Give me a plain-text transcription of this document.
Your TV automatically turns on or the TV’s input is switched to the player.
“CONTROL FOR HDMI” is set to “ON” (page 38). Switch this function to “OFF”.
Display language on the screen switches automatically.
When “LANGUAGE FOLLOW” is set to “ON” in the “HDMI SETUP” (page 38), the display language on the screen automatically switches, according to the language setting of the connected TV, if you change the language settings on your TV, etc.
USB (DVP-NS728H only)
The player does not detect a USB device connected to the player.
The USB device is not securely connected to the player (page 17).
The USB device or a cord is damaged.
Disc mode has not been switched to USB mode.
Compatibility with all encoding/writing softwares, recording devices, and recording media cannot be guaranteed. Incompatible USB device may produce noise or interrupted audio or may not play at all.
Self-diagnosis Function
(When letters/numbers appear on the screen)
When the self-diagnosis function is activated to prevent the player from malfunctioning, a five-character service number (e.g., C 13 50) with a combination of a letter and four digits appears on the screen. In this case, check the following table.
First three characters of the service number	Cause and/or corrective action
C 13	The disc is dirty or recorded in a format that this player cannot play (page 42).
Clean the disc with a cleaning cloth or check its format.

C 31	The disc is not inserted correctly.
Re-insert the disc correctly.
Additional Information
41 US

________

• **Stated task**
Give only the number of lines in the entries that contain "HDMI".

• **The solution**
2